▶ [Task data]:
▶

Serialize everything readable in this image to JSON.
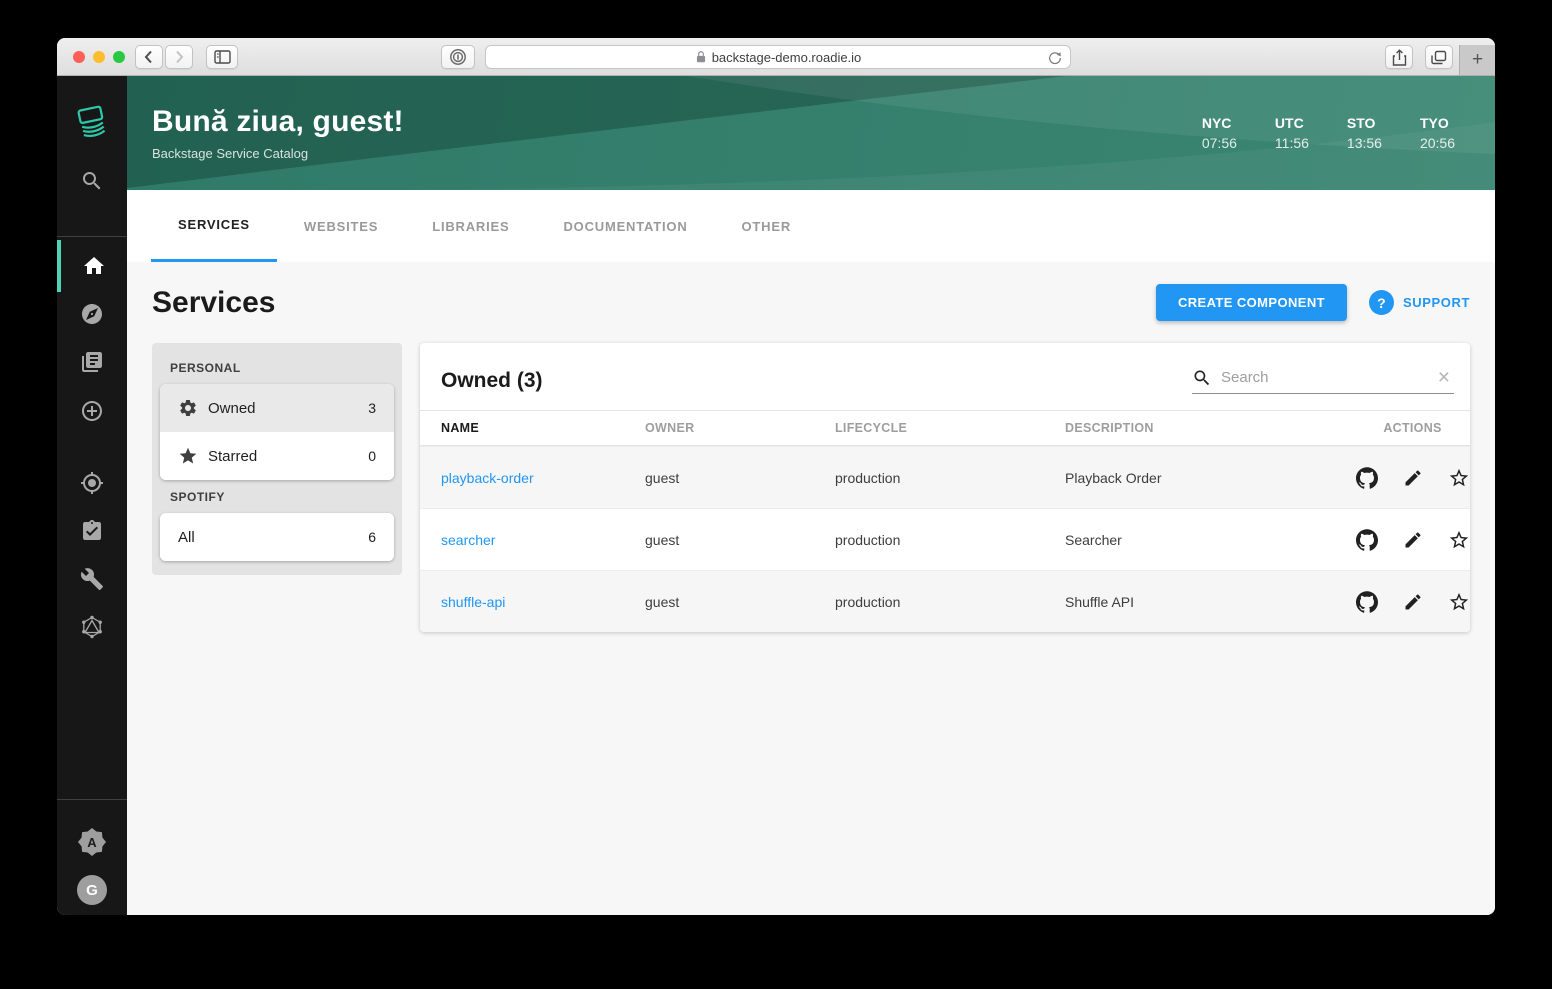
{
  "browser": {
    "url": "backstage-demo.roadie.io",
    "new_tab_label": "+"
  },
  "app_header": {
    "title": "Bună ziua, guest!",
    "subtitle": "Backstage Service Catalog",
    "clocks": [
      {
        "label": "NYC",
        "time": "07:56"
      },
      {
        "label": "UTC",
        "time": "11:56"
      },
      {
        "label": "STO",
        "time": "13:56"
      },
      {
        "label": "TYO",
        "time": "20:56"
      }
    ]
  },
  "tabs": {
    "items": [
      {
        "label": "SERVICES"
      },
      {
        "label": "WEBSITES"
      },
      {
        "label": "LIBRARIES"
      },
      {
        "label": "DOCUMENTATION"
      },
      {
        "label": "OTHER"
      }
    ]
  },
  "page": {
    "title": "Services",
    "create_button_label": "CREATE COMPONENT",
    "help_glyph": "?",
    "support_label": "SUPPORT"
  },
  "filters": {
    "personal_heading": "PERSONAL",
    "owned_label": "Owned",
    "owned_count": "3",
    "starred_label": "Starred",
    "starred_count": "0",
    "spotify_heading": "SPOTIFY",
    "all_label": "All",
    "all_count": "6"
  },
  "catalog": {
    "title": "Owned (3)",
    "search_placeholder": "Search",
    "columns": {
      "name": "NAME",
      "owner": "OWNER",
      "lifecycle": "LIFECYCLE",
      "description": "DESCRIPTION",
      "actions": "ACTIONS"
    },
    "rows": [
      {
        "name": "playback-order",
        "owner": "guest",
        "lifecycle": "production",
        "description": "Playback Order"
      },
      {
        "name": "searcher",
        "owner": "guest",
        "lifecycle": "production",
        "description": "Searcher"
      },
      {
        "name": "shuffle-api",
        "owner": "guest",
        "lifecycle": "production",
        "description": "Shuffle API"
      }
    ]
  },
  "nav": {
    "badge_letter": "A",
    "avatar_letter": "G"
  },
  "colors": {
    "accent_blue": "#2196f3",
    "header_green": "#35806d",
    "logo_teal": "#2dc8a8",
    "sidebar_dark": "#171717",
    "traffic_red": "#ff5f57",
    "traffic_yellow": "#febc2e",
    "traffic_green": "#28c840"
  }
}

◀

Copy out all the entries exactly. Images stay out of the copy.

Serialize everything readable in this image to JSON.
{
  "browser": {
    "url": "backstage-demo.roadie.io",
    "new_tab_label": "+"
  },
  "app_header": {
    "title": "Bună ziua, guest!",
    "subtitle": "Backstage Service Catalog",
    "clocks": [
      {
        "label": "NYC",
        "time": "07:56"
      },
      {
        "label": "UTC",
        "time": "11:56"
      },
      {
        "label": "STO",
        "time": "13:56"
      },
      {
        "label": "TYO",
        "time": "20:56"
      }
    ]
  },
  "tabs": {
    "items": [
      {
        "label": "SERVICES"
      },
      {
        "label": "WEBSITES"
      },
      {
        "label": "LIBRARIES"
      },
      {
        "label": "DOCUMENTATION"
      },
      {
        "label": "OTHER"
      }
    ]
  },
  "page": {
    "title": "Services",
    "create_button_label": "CREATE COMPONENT",
    "help_glyph": "?",
    "support_label": "SUPPORT"
  },
  "filters": {
    "personal_heading": "PERSONAL",
    "owned_label": "Owned",
    "owned_count": "3",
    "starred_label": "Starred",
    "starred_count": "0",
    "spotify_heading": "SPOTIFY",
    "all_label": "All",
    "all_count": "6"
  },
  "catalog": {
    "title": "Owned (3)",
    "search_placeholder": "Search",
    "columns": {
      "name": "NAME",
      "owner": "OWNER",
      "lifecycle": "LIFECYCLE",
      "description": "DESCRIPTION",
      "actions": "ACTIONS"
    },
    "rows": [
      {
        "name": "playback-order",
        "owner": "guest",
        "lifecycle": "production",
        "description": "Playback Order"
      },
      {
        "name": "searcher",
        "owner": "guest",
        "lifecycle": "production",
        "description": "Searcher"
      },
      {
        "name": "shuffle-api",
        "owner": "guest",
        "lifecycle": "production",
        "description": "Shuffle API"
      }
    ]
  },
  "nav": {
    "badge_letter": "A",
    "avatar_letter": "G"
  },
  "colors": {
    "accent_blue": "#2196f3",
    "header_green": "#35806d",
    "logo_teal": "#2dc8a8",
    "sidebar_dark": "#171717",
    "traffic_red": "#ff5f57",
    "traffic_yellow": "#febc2e",
    "traffic_green": "#28c840"
  }
}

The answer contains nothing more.